## WRITTEN PROBLEM
Copy the records below exactly as they are written.

## EXTRACTED RECORDS
--- --- ---

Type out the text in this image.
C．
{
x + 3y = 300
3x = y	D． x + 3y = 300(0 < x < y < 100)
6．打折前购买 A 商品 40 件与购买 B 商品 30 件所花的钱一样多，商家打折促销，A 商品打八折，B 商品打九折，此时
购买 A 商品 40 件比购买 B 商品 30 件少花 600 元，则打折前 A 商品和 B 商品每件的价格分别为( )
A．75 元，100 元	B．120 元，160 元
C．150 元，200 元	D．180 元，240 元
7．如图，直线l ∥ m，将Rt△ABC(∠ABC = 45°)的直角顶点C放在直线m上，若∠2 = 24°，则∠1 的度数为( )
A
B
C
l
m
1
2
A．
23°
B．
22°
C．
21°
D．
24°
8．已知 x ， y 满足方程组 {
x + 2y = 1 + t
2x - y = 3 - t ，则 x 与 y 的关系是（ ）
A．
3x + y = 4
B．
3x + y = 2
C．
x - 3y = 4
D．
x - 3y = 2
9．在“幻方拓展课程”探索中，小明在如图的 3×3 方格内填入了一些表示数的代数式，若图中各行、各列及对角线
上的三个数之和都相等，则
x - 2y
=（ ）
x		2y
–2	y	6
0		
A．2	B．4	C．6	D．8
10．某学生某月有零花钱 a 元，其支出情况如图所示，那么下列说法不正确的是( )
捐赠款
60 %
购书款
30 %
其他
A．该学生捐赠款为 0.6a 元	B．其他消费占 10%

--- --- ---

## EXERCISE RESPONSE
Type out the text in this image.
C．
{
x + 3y = 300
3x = y	D． x + 3y = 300(0 < x < y < 100)
6．打折前购买 A 商品 40 件与购买 B 商品 30 件所花的钱一样多，商家打折促销，A 商品打八折，B 商品打九折，此时
购买 A 商品 40 件比购买 B 商品 30 件少花 600 元，则打折前 A 商品和 B 商品每件的价格分别为( )
A．75 元，100 元	B．120 元，160 元
C．150 元，200 元	D．180 元，240 元
7．如图，直线l ∥ m，将Rt△ABC(∠ABC = 45°)的直角顶点C放在直线m上，若∠2 = 24°，则∠1 的度数为( )
A
B
C
l
m
1
2
A．
23°
B．
22°
C．
21°
D．
24°
8．已知 x ， y 满足方程组 {
x + 2y = 1 + t
2x - y = 3 - t ，则 x 与 y 的关系是（ ）
A．
3x + y = 4
B．
3x + y = 2
C．
x - 3y = 4
D．
x - 3y = 2
9．在“幻方拓展课程”探索中，小明在如图的 3×3 方格内填入了一些表示数的代数式，若图中各行、各列及对角线
上的三个数之和都相等，则
x - 2y
=（ ）
x		2y
–2	y	6
0		
A．2	B．4	C．6	D．8
10．某学生某月有零花钱 a 元，其支出情况如图所示，那么下列说法不正确的是( )
捐赠款
60 %
购书款
30 %
其他
A．该学生捐赠款为 0.6a 元	B．其他消费占 10%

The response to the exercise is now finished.